▶ _Directive_: Scan the material that follows. Copy every line containing the word "masonry".

══ Data shown

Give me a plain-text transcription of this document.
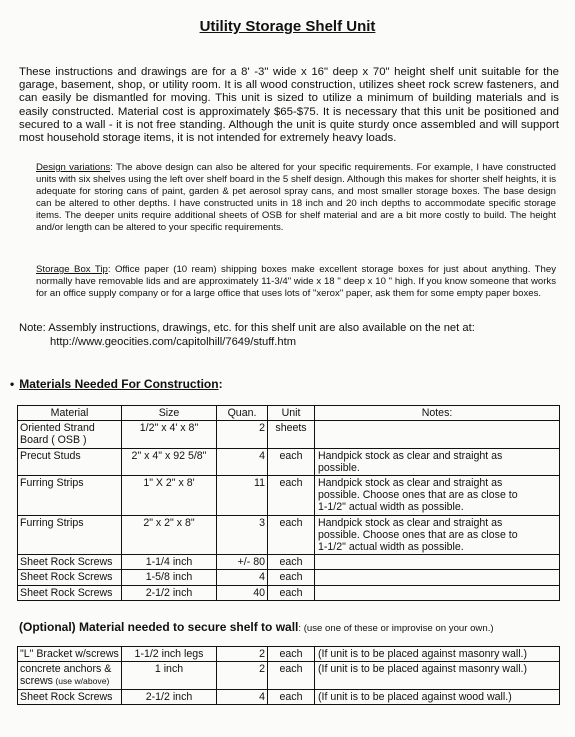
Utility Storage Shelf Unit
These instructions and drawings are for a 8' -3" wide x 16" deep x 70" height shelf unit suitable for the garage, basement, shop, or utility room. It is all wood construction, utilizes sheet rock screw fasteners, and can easily be dismantled for moving. This unit is sized to utilize a minimum of building materials and is easily constructed. Material cost is approximately $65-$75. It is necessary that this unit be positioned and secured to a wall - it is not free standing. Although the unit is quite sturdy once assembled and will support most household storage items, it is not intended for extremely heavy loads.
Design variations: The above design can also be altered for your specific requirements. For example, I have constructed units with six shelves using the left over shelf board in the 5 shelf design. Although this makes for shorter shelf heights, it is adequate for storing cans of paint, garden & pet aerosol spray cans, and most smaller storage boxes. The base design can be altered to other depths. I have constructed units in 18 inch and 20 inch depths to accommodate specific storage items. The deeper units require additional sheets of OSB for shelf material and are a bit more costly to build. The height and/or length can be altered to your specific requirements.
Storage Box Tip: Office paper (10 ream) shipping boxes make excellent storage boxes for just about anything. They normally have removable lids and are approximately 11-3/4" wide x 18 " deep x 10 " high. If you know someone that works for an office supply company or for a large office that uses lots of "xerox" paper, ask them for some empty paper boxes.
Note: Assembly instructions, drawings, etc. for this shelf unit are also available on the net at:
http://www.geocities.com/capitolhill/7649/stuff.htm
• Materials Needed For Construction:
Material	Size	Quan.	Unit	Notes:
Oriented Strand Board ( OSB )	1/2" x 4' x 8"	2	sheets	
Precut Studs	2" x 4" x 92 5/8"	4	each	Handpick stock as clear and straight as
possible.

Furring Strips	1" X 2" x 8'	11	each	Handpick stock as clear and straight as
possible. Choose ones that are as close to
1-1/2" actual width as possible.

Furring Strips	2" x 2" x 8"	3	each	Handpick stock as clear and straight as
possible. Choose ones that are as close to
1-1/2" actual width as possible.

Sheet Rock Screws	1-1/4 inch	+/- 80	each	
Sheet Rock Screws	1-5/8 inch	4	each	
Sheet Rock Screws	2-1/2 inch	40	each	
(Optional) Material needed to secure shelf to wall: (use one of these or improvise on your own.)
"L" Bracket w/screws	1-1/2 inch legs	2	each	(If unit is to be placed against masonry wall.)
concrete anchors &
screws (use w/above)	1 inch	2	each	(If unit is to be placed against masonry wall.)
Sheet Rock Screws	2-1/2 inch	4	each	(If unit is to be placed against wood wall.)
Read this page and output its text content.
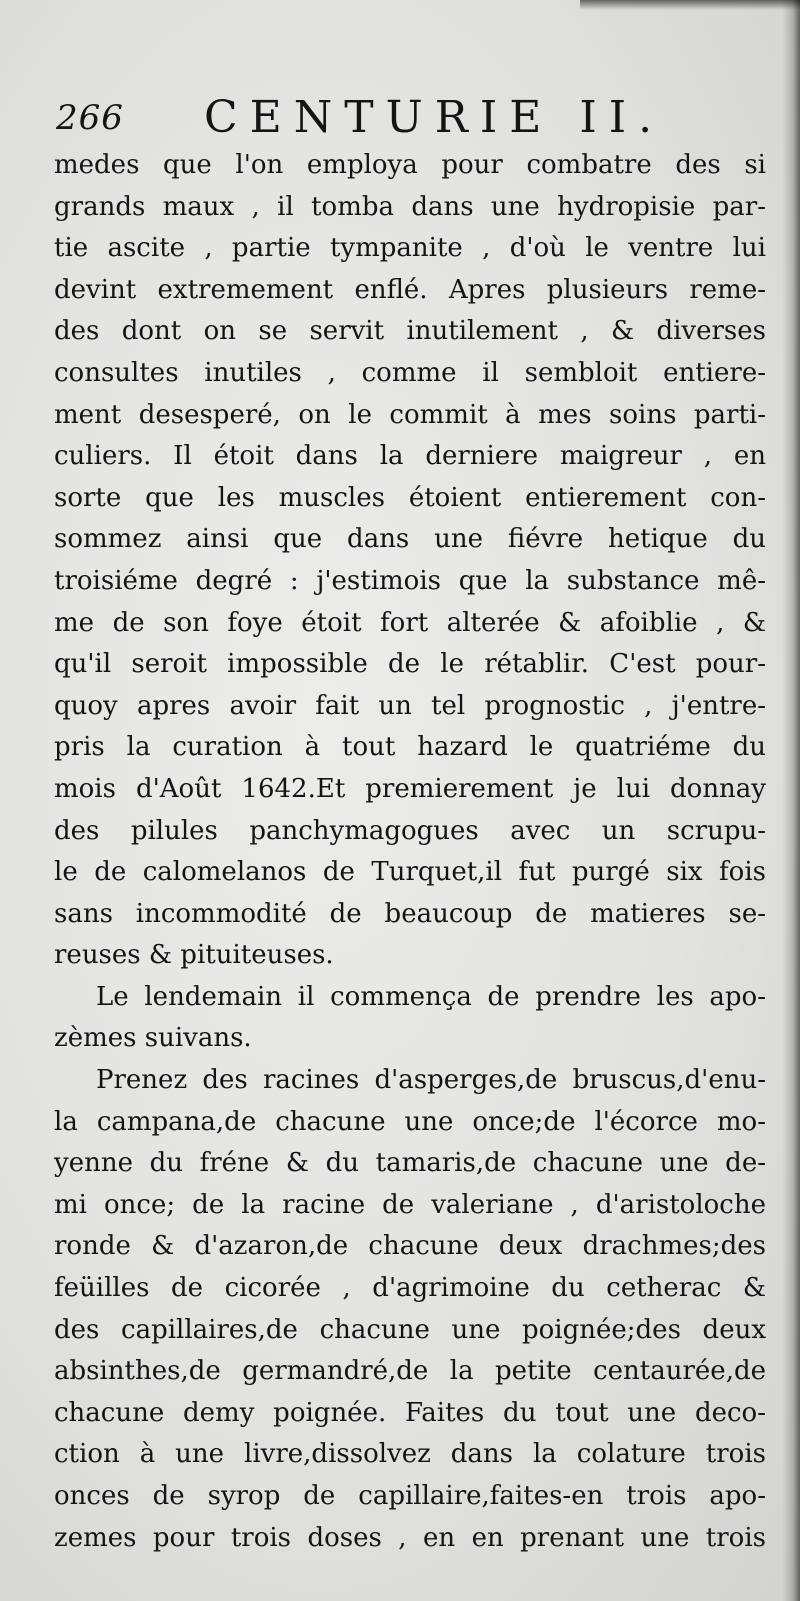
266 CENTURIE II.
medes que l'on employa pour combatre des si
grands maux , il tomba dans une hydropisie par-
tie ascite , partie tympanite , d'où le ventre lui
devint extremement enflé. Apres plusieurs reme-
des dont on se servit inutilement , & diverses
consultes inutiles , comme il sembloit entiere-
ment desesperé, on le commit à mes soins parti-
culiers. Il étoit dans la derniere maigreur , en
sorte que les muscles étoient entierement con-
sommez ainsi que dans une fiévre hetique du
troisiéme degré : j'estimois que la substance mê-
me de son foye étoit fort alterée & afoiblie , &
qu'il seroit impossible de le rétablir. C'est pour-
quoy apres avoir fait un tel prognostic , j'entre-
pris la curation à tout hazard le quatriéme du
mois d'Août 1642.Et premierement je lui donnay
des pilules panchymagogues avec un scrupu-
le de calomelanos de Turquet,il fut purgé six fois
sans incommodité de beaucoup de matieres se-
reuses & pituiteuses.
Le lendemain il commença de prendre les apo-
zèmes suivans.
Prenez des racines d'asperges,de bruscus,d'enu-
la campana,de chacune une once;de l'écorce mo-
yenne du fréne & du tamaris,de chacune une de-
mi once; de la racine de valeriane , d'aristoloche
ronde & d'azaron,de chacune deux drachmes;des
feüilles de cicorée , d'agrimoine du cetherac &
des capillaires,de chacune une poignée;des deux
absinthes,de germandré,de la petite centaurée,de
chacune demy poignée. Faites du tout une deco-
ction à une livre,dissolvez dans la colature trois
onces de syrop de capillaire,faites-en trois apo-
zemes pour trois doses , en en prenant une trois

════

▶ _Worked solution_:
"L" Bracket w/screws	1-1/2 inch legs	2	each	(If unit is to be placed against masonry wall.)
screws (use w/above)	1 inch	2	each	(If unit is to be placed against masonry wall.)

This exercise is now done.